Exercise: Write out each line beneath this one exactly as it reads.

Dataset content:
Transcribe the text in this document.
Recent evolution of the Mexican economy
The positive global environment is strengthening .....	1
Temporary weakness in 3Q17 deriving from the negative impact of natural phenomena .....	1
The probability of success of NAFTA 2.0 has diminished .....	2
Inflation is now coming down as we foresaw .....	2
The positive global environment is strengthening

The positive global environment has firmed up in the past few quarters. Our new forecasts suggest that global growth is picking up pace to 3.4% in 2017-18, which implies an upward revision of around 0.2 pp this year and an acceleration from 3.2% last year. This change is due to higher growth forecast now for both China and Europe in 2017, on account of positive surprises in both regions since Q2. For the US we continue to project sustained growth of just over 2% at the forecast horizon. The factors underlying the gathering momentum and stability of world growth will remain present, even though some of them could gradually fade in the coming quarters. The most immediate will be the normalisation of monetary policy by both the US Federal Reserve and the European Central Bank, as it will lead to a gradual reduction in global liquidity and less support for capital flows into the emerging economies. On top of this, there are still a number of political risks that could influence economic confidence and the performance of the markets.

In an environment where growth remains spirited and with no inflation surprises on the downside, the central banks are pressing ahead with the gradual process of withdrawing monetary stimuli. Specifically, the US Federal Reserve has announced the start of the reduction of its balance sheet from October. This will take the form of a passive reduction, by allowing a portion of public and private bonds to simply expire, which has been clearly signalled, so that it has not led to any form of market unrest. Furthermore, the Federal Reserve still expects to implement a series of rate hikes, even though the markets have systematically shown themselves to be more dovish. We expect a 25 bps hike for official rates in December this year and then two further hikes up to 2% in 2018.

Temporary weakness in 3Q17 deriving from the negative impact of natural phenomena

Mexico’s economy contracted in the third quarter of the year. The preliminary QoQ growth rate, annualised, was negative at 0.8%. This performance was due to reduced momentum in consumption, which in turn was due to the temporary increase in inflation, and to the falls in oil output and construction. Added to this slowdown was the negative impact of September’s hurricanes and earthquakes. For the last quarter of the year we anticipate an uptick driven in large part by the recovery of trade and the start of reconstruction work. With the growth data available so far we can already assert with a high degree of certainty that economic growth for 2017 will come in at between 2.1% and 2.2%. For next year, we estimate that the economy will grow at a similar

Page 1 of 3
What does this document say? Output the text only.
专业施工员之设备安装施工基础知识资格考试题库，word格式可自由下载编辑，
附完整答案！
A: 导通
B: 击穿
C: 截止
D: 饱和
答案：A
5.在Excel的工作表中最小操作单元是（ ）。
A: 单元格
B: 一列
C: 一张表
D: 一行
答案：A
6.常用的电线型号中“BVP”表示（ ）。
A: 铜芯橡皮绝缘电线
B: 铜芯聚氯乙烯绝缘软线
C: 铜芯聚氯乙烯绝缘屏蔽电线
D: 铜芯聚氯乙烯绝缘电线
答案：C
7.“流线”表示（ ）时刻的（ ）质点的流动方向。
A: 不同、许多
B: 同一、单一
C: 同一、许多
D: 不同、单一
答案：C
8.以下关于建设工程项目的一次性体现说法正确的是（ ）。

Full answer:
Transcribe the text in this document.
Recent evolution of the Mexican economy
The positive global environment is strengthening .....	1
Temporary weakness in 3Q17 deriving from the negative impact of natural phenomena .....	1
The probability of success of NAFTA 2.0 has diminished .....	2
Inflation is now coming down as we foresaw .....	2
The positive global environment is strengthening

The positive global environment has firmed up in the past few quarters. Our new forecasts suggest that global growth is picking up pace to 3.4% in 2017-18, which implies an upward revision of around 0.2 pp this year and an acceleration from 3.2% last year. This change is due to higher growth forecast now for both China and Europe in 2017, on account of positive surprises in both regions since Q2. For the US we continue to project sustained growth of just over 2% at the forecast horizon. The factors underlying the gathering momentum and stability of world growth will remain present, even though some of them could gradually fade in the coming quarters. The most immediate will be the normalisation of monetary policy by both the US Federal Reserve and the European Central Bank, as it will lead to a gradual reduction in global liquidity and less support for capital flows into the emerging economies. On top of this, there are still a number of political risks that could influence economic confidence and the performance of the markets.

In an environment where growth remains spirited and with no inflation surprises on the downside, the central banks are pressing ahead with the gradual process of withdrawing monetary stimuli. Specifically, the US Federal Reserve has announced the start of the reduction of its balance sheet from October. This will take the form of a passive reduction, by allowing a portion of public and private bonds to simply expire, which has been clearly signalled, so that it has not led to any form of market unrest. Furthermore, the Federal Reserve still expects to implement a series of rate hikes, even though the markets have systematically shown themselves to be more dovish. We expect a 25 bps hike for official rates in December this year and then two further hikes up to 2% in 2018.

Temporary weakness in 3Q17 deriving from the negative impact of natural phenomena

Mexico’s economy contracted in the third quarter of the year. The preliminary QoQ growth rate, annualised, was negative at 0.8%. This performance was due to reduced momentum in consumption, which in turn was due to the temporary increase in inflation, and to the falls in oil output and construction. Added to this slowdown was the negative impact of September’s hurricanes and earthquakes. For the last quarter of the year we anticipate an uptick driven in large part by the recovery of trade and the start of reconstruction work. With the growth data available so far we can already assert with a high degree of certainty that economic growth for 2017 will come in at between 2.1% and 2.2%. For next year, we estimate that the economy will grow at a similar

Page 1 of 3
What does this document say? Output the text only.
专业施工员之设备安装施工基础知识资格考试题库，word格式可自由下载编辑，
附完整答案！
A: 导通
B: 击穿
C: 截止
D: 饱和
答案：A
5.在Excel的工作表中最小操作单元是（ ）。
A: 单元格
B: 一列
C: 一张表
D: 一行
答案：A
6.常用的电线型号中“BVP”表示（ ）。
A: 铜芯橡皮绝缘电线
B: 铜芯聚氯乙烯绝缘软线
C: 铜芯聚氯乙烯绝缘屏蔽电线
D: 铜芯聚氯乙烯绝缘电线
答案：C
7.“流线”表示（ ）时刻的（ ）质点的流动方向。
A: 不同、许多
B: 同一、单一
C: 同一、许多
D: 不同、单一
答案：C
8.以下关于建设工程项目的一次性体现说法正确的是（ ）。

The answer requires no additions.